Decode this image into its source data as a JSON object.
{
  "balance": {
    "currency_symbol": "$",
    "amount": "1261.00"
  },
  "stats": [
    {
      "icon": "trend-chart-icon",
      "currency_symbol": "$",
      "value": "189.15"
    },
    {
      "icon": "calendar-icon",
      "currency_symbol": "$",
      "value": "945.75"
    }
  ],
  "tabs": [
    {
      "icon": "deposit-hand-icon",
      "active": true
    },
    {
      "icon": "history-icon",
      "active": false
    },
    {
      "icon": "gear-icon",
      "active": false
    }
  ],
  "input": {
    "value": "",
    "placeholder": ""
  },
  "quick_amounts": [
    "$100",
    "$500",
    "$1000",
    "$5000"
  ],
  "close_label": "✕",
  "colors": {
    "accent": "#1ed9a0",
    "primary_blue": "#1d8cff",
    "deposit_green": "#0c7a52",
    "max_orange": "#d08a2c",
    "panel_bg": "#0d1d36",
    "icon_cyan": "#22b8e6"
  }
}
...
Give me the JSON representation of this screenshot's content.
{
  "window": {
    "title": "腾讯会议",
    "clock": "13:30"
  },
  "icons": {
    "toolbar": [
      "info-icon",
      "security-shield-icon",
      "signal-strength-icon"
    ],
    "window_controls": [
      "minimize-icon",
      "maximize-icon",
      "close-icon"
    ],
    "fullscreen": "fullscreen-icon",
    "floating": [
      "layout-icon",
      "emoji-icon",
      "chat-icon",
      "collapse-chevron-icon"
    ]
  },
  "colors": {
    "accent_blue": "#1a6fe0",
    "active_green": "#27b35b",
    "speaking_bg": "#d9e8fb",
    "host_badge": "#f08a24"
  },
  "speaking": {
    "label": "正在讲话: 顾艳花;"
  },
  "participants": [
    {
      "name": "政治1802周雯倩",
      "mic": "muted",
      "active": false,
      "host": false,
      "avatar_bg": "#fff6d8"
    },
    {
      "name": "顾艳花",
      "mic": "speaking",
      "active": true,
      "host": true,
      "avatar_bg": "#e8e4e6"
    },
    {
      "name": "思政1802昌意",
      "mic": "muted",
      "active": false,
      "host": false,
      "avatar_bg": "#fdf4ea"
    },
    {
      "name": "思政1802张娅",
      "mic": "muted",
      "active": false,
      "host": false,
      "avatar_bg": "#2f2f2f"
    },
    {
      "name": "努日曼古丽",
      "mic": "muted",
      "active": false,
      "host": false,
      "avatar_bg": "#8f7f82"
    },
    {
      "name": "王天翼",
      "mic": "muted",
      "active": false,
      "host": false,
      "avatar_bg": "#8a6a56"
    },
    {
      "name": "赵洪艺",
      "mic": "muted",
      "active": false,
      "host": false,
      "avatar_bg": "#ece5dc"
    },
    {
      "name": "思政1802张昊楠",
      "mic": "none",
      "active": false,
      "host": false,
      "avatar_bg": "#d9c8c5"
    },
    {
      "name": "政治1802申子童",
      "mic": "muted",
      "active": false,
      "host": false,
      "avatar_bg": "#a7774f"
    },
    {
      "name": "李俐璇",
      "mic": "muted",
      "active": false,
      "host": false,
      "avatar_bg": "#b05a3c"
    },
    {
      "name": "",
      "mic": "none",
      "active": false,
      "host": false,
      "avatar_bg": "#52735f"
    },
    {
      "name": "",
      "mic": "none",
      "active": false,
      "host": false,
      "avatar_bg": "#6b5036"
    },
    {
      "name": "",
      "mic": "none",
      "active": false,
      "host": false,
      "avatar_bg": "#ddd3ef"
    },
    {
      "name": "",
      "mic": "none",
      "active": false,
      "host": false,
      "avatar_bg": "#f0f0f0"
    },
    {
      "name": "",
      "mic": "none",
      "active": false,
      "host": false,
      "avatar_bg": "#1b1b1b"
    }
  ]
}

### EXERCISE DESCRIPTION:
From the records given above, copy all lines containing "JSON".

### EXPECTED OUTPUT:
Decode this image into its source data as a JSON object.
Give me the JSON representation of this screenshot's content.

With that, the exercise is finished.